• **Exercise instructions**: Work through the following lines and count those that hold the word "Verified". Reply with that number only.

-- START Dataset records --

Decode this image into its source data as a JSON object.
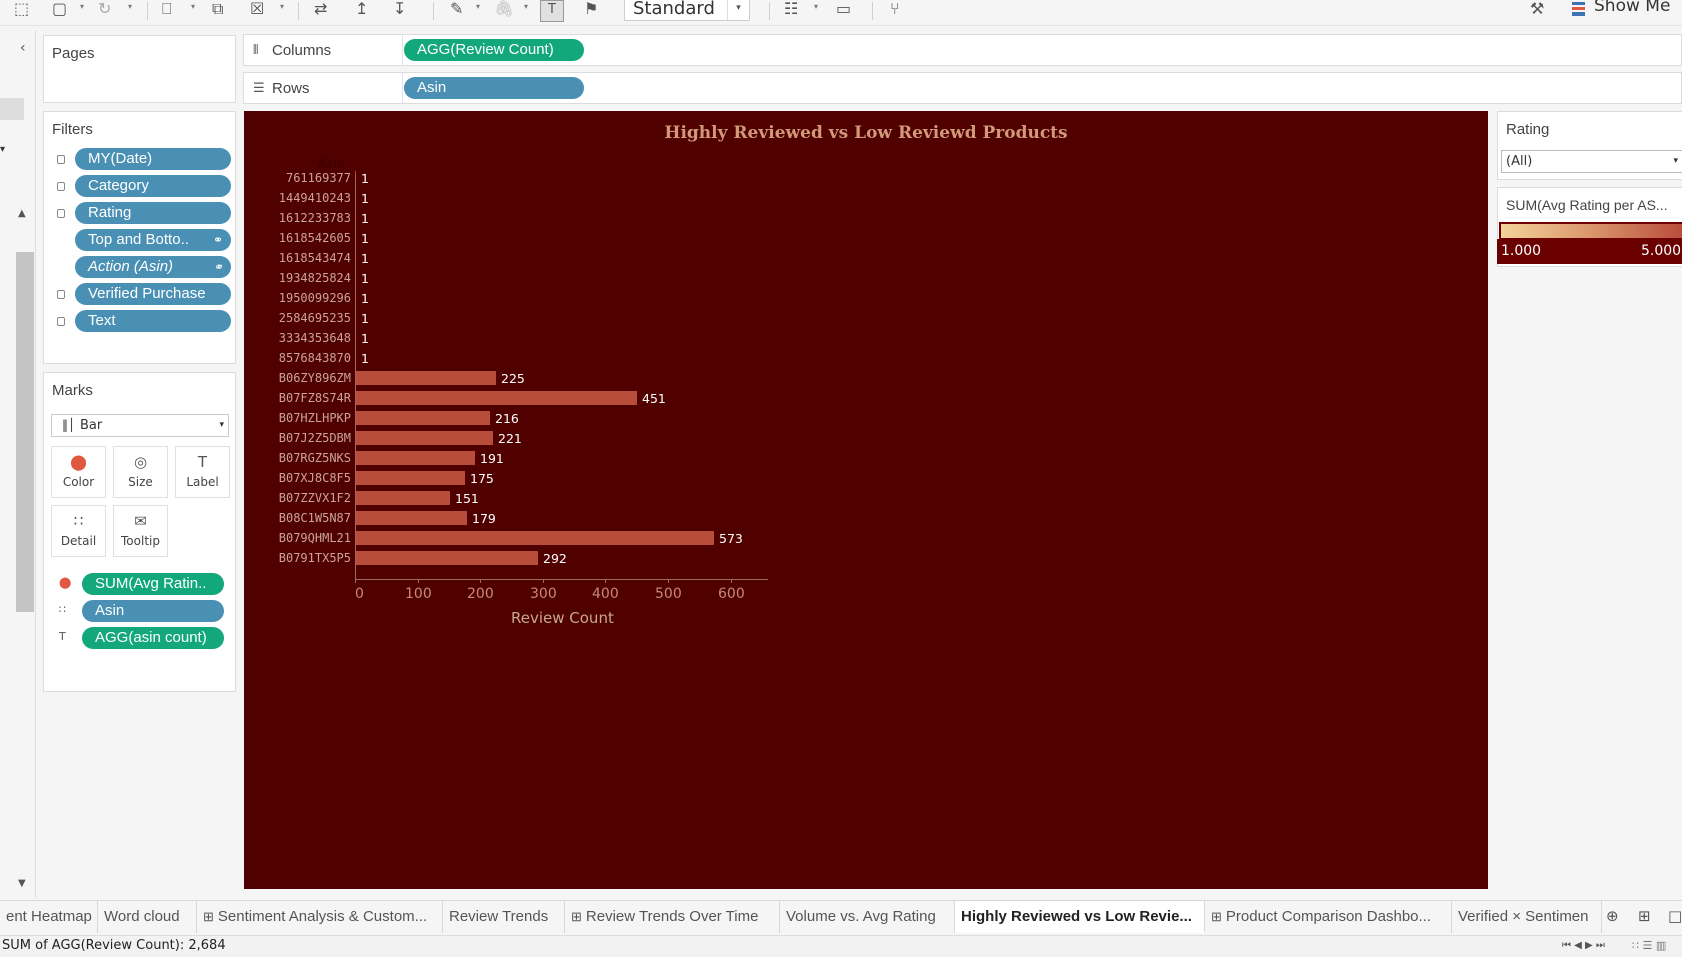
{
  "toolbar": {
    "fit_value": "Standard",
    "show_me": "Show Me"
  },
  "pages": {
    "title": "Pages"
  },
  "filters": {
    "title": "Filters",
    "items": [
      {
        "label": "MY(Date)",
        "linked": false,
        "italic": false
      },
      {
        "label": "Category",
        "linked": false,
        "italic": false
      },
      {
        "label": "Rating",
        "linked": false,
        "italic": false
      },
      {
        "label": "Top and Botto..",
        "linked": true,
        "italic": false
      },
      {
        "label": "Action (Asin)",
        "linked": true,
        "italic": true
      },
      {
        "label": "Verified Purchase",
        "linked": false,
        "italic": false
      },
      {
        "label": "Text",
        "linked": false,
        "italic": false
      }
    ]
  },
  "marks": {
    "title": "Marks",
    "type": "Bar",
    "buttons": [
      "Color",
      "Size",
      "Label",
      "Detail",
      "Tooltip"
    ],
    "fields": [
      {
        "label": "SUM(Avg Ratin..",
        "color": "green",
        "icon": "color-icon"
      },
      {
        "label": "Asin",
        "color": "blue",
        "icon": "detail-icon"
      },
      {
        "label": "AGG(asin count)",
        "color": "green",
        "icon": "label-icon"
      }
    ]
  },
  "shelves": {
    "columns_label": "Columns",
    "columns_pill": "AGG(Review Count)",
    "rows_label": "Rows",
    "rows_pill": "Asin"
  },
  "legend": {
    "rating_title": "Rating",
    "rating_value": "(All)",
    "color_title": "SUM(Avg Rating per AS...",
    "color_min": "1.000",
    "color_max": "5.000",
    "gradient_colors": [
      "#f4d39b",
      "#d9946a",
      "#b8483a"
    ]
  },
  "chart_data": {
    "type": "bar",
    "orientation": "horizontal",
    "title": "Highly Reviewed vs Low Reviewd Products",
    "row_header": "Asin",
    "xlabel": "Review Count",
    "xticks": [
      0,
      100,
      200,
      300,
      400,
      500,
      600
    ],
    "xlim": [
      0,
      660
    ],
    "categories": [
      "761169377",
      "1449410243",
      "1612233783",
      "1618542605",
      "1618543474",
      "1934825824",
      "1950099296",
      "2584695235",
      "3334353648",
      "8576843870",
      "B06ZY896ZM",
      "B07FZ8S74R",
      "B07HZLHPKP",
      "B07J2Z5DBM",
      "B07RGZ5NKS",
      "B07XJ8C8F5",
      "B07ZZVX1F2",
      "B08C1W5N87",
      "B079QHML21",
      "B0791TX5P5"
    ],
    "values": [
      1,
      1,
      1,
      1,
      1,
      1,
      1,
      1,
      1,
      1,
      225,
      451,
      216,
      221,
      191,
      175,
      151,
      179,
      573,
      292
    ],
    "bar_color": "#b84d3b",
    "background": "#510000"
  },
  "tabs": [
    {
      "label": "ent Heatmap",
      "icon": false,
      "active": false
    },
    {
      "label": "Word cloud",
      "icon": false,
      "active": false
    },
    {
      "label": "Sentiment Analysis & Custom...",
      "icon": true,
      "active": false
    },
    {
      "label": "Review Trends",
      "icon": false,
      "active": false
    },
    {
      "label": "Review Trends Over Time",
      "icon": true,
      "active": false
    },
    {
      "label": "Volume vs. Avg Rating",
      "icon": false,
      "active": false
    },
    {
      "label": "Highly Reviewed vs Low Revie...",
      "icon": false,
      "active": true
    },
    {
      "label": "Product Comparison Dashbo...",
      "icon": true,
      "active": false
    },
    {
      "label": "Verified × Sentimen",
      "icon": false,
      "active": false
    }
  ],
  "status": {
    "text": "SUM of AGG(Review Count): 2,684"
  }
}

-- END Dataset records --

• **Finished answer**: 2